-- Begin --

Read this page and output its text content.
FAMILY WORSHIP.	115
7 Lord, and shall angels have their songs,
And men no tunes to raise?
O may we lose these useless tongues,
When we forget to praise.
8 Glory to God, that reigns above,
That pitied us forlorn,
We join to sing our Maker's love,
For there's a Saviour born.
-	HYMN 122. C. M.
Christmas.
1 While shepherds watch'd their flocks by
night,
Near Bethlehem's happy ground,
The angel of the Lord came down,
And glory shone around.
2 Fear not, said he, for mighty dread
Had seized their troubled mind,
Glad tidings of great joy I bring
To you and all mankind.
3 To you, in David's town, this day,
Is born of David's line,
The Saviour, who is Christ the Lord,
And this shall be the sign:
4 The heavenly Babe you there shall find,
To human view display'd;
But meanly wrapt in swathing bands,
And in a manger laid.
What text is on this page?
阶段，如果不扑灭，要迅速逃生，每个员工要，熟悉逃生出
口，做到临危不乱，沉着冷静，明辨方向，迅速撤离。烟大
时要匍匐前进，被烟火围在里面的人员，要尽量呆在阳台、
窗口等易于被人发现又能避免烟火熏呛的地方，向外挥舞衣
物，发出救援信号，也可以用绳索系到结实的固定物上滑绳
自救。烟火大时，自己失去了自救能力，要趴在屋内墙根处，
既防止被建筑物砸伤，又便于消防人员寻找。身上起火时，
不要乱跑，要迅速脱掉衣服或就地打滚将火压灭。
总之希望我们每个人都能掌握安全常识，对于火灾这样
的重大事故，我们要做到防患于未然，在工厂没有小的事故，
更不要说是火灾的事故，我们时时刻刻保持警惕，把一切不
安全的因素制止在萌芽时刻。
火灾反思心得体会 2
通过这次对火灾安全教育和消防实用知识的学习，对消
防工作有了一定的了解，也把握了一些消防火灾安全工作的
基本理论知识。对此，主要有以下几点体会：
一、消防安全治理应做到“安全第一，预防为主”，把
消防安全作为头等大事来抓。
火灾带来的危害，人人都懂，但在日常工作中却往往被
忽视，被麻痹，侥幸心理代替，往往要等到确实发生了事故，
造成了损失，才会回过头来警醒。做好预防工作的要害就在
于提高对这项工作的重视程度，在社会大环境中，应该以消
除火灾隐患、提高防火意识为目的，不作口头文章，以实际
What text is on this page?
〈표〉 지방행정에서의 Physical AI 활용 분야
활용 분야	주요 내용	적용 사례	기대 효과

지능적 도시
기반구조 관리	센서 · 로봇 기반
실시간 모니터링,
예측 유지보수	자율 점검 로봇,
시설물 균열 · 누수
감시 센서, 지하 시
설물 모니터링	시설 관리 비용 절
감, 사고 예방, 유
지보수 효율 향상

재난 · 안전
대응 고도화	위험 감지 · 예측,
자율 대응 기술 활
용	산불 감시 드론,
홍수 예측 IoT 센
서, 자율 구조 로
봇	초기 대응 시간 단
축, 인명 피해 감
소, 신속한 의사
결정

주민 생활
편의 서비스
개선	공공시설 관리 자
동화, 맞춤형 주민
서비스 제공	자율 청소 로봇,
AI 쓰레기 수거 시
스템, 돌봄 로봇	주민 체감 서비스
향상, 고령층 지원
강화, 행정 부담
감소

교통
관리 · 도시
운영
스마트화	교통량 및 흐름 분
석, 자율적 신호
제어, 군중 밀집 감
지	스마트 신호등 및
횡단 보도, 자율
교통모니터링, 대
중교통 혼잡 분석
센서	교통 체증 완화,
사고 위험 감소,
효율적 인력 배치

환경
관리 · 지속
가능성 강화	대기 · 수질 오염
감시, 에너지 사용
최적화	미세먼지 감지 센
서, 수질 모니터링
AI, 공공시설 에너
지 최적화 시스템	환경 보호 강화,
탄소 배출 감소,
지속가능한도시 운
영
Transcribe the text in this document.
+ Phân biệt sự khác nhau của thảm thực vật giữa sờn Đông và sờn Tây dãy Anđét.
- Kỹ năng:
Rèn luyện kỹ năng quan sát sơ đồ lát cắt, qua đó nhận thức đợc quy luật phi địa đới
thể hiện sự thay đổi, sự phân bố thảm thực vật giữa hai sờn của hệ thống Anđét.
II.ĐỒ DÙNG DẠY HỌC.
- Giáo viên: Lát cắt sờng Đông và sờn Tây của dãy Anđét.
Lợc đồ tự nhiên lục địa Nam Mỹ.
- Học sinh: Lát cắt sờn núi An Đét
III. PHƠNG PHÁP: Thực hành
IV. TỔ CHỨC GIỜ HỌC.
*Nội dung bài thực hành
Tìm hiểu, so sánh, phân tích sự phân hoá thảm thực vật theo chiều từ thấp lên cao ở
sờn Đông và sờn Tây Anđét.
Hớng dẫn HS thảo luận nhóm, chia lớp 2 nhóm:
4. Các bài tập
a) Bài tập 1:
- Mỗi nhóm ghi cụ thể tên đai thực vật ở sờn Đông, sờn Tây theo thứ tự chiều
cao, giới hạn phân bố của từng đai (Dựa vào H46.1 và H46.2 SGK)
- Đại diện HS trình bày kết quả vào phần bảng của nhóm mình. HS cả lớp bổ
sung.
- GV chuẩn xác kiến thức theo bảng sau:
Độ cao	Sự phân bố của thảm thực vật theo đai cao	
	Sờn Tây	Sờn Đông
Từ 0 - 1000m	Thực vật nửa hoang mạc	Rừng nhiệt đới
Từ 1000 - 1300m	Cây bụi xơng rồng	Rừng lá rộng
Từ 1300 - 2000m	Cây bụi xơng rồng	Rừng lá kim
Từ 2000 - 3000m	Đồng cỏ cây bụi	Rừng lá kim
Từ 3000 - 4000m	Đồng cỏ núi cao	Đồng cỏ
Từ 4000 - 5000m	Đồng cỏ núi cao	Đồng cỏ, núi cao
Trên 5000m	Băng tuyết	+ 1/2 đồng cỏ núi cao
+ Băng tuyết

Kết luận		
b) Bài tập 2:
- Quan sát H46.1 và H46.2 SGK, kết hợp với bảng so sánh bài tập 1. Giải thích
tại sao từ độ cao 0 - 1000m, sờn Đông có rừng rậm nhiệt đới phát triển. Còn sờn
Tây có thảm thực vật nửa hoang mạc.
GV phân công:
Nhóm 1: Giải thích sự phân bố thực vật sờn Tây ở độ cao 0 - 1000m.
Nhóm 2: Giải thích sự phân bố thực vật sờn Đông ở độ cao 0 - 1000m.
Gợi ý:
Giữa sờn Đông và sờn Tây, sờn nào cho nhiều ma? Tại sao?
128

-- End --

Which lines hold the word "shall"? Copy all of them.

7 Lord, and shall angels have their songs,
And this shall be the sign:
4 The heavenly Babe you there shall find,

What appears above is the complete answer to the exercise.